(Lines of data)
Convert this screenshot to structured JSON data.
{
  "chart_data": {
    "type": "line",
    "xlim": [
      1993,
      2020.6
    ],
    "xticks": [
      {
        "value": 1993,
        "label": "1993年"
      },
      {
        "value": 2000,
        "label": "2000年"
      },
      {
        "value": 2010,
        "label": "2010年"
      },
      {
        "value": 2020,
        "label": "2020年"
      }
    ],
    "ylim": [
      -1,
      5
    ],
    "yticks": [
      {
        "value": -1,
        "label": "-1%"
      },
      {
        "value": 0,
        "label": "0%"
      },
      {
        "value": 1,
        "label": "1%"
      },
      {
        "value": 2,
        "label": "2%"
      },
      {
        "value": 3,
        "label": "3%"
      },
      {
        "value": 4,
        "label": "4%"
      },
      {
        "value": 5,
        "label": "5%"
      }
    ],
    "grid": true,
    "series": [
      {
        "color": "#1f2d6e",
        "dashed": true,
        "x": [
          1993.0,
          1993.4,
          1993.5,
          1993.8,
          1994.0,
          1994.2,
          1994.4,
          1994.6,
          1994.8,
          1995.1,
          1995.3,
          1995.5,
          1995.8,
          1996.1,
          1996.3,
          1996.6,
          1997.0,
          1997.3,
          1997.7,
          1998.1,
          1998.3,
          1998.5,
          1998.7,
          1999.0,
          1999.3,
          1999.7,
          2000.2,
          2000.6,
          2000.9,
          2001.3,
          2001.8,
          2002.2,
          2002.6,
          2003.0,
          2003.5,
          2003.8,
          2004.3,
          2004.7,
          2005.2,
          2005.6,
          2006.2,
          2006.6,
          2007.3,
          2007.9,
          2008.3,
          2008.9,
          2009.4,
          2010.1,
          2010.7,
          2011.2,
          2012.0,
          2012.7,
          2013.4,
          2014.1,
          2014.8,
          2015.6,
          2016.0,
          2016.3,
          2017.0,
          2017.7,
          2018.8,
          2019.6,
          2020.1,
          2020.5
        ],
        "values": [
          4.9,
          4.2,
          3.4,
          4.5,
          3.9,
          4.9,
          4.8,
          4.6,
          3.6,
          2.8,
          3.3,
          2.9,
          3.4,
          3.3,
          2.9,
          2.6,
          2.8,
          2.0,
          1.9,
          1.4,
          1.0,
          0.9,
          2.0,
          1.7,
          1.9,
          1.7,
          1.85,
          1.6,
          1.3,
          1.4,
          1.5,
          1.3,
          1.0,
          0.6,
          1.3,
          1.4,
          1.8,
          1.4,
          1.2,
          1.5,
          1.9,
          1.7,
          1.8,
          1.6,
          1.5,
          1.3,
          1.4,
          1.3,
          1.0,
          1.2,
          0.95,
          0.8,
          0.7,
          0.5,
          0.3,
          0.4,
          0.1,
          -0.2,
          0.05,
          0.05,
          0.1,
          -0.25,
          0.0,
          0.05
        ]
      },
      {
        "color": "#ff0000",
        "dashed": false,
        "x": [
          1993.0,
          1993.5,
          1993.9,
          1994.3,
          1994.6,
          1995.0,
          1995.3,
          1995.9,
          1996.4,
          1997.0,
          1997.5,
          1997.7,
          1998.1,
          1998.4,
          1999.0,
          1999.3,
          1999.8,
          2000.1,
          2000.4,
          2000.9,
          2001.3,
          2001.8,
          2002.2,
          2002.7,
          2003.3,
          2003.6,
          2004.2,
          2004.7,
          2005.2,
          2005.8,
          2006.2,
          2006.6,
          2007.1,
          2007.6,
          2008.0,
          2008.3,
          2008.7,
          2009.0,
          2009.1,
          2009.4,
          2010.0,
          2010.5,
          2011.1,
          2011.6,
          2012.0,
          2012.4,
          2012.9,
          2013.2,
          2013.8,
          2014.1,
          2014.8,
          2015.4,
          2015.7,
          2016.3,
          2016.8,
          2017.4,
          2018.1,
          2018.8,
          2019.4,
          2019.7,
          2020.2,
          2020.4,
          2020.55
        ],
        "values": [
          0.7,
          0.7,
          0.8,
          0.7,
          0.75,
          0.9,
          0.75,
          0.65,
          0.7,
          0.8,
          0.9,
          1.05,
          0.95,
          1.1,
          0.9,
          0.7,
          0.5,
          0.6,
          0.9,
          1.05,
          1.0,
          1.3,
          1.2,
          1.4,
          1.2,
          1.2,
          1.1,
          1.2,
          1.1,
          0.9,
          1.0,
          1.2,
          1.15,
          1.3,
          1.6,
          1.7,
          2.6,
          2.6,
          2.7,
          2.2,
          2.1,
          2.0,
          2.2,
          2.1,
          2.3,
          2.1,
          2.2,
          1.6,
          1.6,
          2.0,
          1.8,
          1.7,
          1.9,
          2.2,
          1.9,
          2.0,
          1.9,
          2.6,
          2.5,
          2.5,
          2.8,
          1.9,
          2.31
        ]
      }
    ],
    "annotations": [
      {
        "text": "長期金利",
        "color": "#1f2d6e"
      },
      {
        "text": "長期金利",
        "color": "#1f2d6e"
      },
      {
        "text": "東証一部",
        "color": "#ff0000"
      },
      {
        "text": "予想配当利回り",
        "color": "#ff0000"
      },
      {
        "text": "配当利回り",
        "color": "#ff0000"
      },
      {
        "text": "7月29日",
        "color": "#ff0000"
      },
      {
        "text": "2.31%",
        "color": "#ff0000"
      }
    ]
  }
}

WHAT IS NEEDED:
Extract every line from the records above that contains the word "text".

COMPLETE OUTPUT:
        "text": "長期金利",
        "text": "長期金利",
        "text": "東証一部",
        "text": "予想配当利回り",
        "text": "配当利回り",
        "text": "7月29日",
        "text": "2.31%",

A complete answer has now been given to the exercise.